Pull out each line of the data that includes the word "this".
==== THE DATA ====
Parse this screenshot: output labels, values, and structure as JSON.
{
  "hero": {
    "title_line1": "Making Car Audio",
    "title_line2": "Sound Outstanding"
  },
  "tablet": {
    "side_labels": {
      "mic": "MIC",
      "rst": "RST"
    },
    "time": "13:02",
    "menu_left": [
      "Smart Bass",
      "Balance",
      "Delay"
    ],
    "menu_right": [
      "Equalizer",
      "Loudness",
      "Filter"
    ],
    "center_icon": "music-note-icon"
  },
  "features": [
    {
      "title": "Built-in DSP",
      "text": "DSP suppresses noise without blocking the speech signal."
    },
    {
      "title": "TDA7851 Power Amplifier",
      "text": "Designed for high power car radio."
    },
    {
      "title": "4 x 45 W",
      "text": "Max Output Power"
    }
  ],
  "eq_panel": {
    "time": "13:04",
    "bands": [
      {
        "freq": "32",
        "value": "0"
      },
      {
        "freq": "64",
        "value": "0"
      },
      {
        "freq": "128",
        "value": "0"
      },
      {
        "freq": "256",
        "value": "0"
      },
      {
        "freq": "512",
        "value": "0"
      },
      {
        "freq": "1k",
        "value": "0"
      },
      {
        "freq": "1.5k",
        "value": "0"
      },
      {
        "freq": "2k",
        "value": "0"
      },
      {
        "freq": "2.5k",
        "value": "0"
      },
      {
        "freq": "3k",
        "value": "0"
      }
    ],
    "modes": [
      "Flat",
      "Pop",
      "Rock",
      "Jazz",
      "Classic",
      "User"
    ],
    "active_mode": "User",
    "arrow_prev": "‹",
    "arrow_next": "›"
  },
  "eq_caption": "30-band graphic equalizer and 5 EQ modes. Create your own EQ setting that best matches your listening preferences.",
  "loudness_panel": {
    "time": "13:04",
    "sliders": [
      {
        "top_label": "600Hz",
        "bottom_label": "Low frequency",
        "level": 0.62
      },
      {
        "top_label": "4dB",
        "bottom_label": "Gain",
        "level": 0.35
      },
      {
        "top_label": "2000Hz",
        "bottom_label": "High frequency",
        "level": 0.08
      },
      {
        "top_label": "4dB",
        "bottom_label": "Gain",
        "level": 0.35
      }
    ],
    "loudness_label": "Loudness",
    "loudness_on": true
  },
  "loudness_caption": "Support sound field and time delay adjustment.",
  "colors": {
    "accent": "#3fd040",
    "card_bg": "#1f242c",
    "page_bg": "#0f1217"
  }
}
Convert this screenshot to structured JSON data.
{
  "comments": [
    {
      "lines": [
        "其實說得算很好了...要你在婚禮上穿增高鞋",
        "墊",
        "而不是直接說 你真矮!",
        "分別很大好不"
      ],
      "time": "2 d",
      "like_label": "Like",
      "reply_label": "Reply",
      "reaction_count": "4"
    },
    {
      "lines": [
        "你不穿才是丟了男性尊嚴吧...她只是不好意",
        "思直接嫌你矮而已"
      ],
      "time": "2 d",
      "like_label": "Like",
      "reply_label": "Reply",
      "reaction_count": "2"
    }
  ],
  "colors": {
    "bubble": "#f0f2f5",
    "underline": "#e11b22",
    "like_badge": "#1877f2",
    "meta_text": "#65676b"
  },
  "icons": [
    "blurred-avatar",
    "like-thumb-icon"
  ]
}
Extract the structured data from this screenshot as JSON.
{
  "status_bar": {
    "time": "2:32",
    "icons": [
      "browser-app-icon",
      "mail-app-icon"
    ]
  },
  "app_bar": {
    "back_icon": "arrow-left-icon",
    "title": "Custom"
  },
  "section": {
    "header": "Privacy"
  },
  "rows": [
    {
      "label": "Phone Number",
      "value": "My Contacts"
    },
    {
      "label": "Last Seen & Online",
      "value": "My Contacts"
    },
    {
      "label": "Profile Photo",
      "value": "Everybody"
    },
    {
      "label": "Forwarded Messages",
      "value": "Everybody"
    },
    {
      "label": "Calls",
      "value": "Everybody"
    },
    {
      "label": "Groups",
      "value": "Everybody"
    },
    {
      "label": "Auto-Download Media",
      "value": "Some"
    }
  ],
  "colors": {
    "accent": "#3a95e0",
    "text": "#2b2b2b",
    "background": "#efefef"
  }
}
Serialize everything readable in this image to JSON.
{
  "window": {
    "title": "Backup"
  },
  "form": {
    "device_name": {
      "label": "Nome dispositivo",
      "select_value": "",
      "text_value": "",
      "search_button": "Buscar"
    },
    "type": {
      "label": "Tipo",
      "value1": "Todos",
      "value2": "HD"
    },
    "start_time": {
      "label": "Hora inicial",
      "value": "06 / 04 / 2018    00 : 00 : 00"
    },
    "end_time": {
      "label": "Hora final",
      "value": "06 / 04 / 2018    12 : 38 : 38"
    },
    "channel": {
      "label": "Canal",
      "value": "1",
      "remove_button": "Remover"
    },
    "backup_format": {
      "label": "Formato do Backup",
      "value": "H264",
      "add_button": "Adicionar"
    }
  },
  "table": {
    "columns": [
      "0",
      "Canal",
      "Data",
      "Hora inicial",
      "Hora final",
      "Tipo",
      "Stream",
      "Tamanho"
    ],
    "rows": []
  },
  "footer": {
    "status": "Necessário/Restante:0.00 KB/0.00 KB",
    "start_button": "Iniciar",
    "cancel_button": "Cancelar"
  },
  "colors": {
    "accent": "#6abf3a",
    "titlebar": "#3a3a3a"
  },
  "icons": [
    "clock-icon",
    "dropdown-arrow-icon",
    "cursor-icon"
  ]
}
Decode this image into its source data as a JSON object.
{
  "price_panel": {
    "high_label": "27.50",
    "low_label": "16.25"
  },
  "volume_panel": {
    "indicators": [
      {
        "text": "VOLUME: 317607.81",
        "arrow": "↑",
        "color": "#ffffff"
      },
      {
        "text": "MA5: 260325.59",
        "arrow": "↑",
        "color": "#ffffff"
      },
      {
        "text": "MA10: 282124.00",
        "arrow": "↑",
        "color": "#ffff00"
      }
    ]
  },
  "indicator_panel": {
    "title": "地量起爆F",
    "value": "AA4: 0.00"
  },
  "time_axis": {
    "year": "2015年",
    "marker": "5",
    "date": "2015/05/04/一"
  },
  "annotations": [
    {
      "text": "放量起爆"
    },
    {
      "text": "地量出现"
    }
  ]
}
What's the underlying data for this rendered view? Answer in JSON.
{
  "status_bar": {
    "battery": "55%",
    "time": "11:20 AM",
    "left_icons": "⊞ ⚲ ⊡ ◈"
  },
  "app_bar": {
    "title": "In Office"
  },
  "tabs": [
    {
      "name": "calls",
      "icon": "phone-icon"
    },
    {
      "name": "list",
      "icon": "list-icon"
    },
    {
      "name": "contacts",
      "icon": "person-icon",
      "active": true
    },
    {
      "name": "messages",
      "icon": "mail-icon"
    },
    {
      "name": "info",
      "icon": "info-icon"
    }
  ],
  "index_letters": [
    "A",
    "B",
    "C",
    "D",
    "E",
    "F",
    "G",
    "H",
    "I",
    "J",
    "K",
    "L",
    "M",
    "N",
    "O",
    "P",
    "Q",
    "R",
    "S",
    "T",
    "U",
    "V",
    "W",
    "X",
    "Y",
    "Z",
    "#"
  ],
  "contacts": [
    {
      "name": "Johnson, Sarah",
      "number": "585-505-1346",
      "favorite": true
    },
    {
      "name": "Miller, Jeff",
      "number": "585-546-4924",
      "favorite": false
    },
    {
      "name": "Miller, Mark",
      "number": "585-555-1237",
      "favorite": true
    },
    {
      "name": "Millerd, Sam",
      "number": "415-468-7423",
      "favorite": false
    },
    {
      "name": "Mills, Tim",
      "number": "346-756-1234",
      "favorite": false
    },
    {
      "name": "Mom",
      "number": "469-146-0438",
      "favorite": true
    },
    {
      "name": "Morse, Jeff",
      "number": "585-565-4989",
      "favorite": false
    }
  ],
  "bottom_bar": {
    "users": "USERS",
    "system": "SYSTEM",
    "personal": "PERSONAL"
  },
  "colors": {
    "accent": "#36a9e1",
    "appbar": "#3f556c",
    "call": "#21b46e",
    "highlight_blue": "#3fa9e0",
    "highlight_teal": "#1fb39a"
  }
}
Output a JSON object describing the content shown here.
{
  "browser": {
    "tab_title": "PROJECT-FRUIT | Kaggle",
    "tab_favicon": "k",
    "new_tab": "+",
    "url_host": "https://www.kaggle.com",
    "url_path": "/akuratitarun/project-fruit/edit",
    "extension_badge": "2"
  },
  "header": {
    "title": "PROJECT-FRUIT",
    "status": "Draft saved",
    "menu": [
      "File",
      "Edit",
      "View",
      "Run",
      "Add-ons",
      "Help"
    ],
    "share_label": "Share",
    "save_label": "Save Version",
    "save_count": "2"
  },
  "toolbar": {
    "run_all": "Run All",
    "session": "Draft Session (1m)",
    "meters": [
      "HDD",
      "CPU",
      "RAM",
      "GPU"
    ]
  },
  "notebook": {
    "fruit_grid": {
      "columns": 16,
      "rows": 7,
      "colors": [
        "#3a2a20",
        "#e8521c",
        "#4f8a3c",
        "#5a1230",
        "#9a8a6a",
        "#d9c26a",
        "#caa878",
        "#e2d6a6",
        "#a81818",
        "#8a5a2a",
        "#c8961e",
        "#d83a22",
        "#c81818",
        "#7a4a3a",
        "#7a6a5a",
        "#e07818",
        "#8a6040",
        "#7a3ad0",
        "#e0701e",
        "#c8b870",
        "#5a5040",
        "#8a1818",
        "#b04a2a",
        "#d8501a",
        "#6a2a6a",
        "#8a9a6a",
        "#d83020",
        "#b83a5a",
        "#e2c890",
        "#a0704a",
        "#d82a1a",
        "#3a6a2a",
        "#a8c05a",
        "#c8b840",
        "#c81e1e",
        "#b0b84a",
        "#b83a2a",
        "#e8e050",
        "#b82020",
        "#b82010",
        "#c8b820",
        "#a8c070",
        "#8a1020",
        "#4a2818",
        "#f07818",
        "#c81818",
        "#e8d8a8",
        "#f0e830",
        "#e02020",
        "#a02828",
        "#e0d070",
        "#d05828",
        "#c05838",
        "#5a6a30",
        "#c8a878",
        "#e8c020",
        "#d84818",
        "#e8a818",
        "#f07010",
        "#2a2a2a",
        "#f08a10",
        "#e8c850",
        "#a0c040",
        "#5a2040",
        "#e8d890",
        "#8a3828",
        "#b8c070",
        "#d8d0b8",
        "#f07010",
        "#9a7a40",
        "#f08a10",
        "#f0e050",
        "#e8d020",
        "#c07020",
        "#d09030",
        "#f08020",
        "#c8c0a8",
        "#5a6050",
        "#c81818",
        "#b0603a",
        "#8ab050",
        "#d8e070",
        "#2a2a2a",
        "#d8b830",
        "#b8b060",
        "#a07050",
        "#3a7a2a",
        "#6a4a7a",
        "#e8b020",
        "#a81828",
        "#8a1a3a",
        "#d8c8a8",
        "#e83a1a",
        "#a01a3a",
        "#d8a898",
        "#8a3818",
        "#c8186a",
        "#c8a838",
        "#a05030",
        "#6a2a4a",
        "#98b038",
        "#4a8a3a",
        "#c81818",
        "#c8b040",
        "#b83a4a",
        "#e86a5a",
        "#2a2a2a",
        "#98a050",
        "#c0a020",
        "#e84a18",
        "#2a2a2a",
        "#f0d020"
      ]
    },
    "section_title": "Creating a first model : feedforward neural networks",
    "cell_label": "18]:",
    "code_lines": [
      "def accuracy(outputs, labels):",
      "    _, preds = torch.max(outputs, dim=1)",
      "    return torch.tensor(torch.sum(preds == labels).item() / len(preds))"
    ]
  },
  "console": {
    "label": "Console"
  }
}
====
CORRECT ANSWER
Parse this screenshot: output labels, values, and structure as JSON.
Convert this screenshot to structured JSON data.
Extract the structured data from this screenshot as JSON.
Serialize everything readable in this image to JSON.
Decode this image into its source data as a JSON object.
What's the underlying data for this rendered view? Answer in JSON.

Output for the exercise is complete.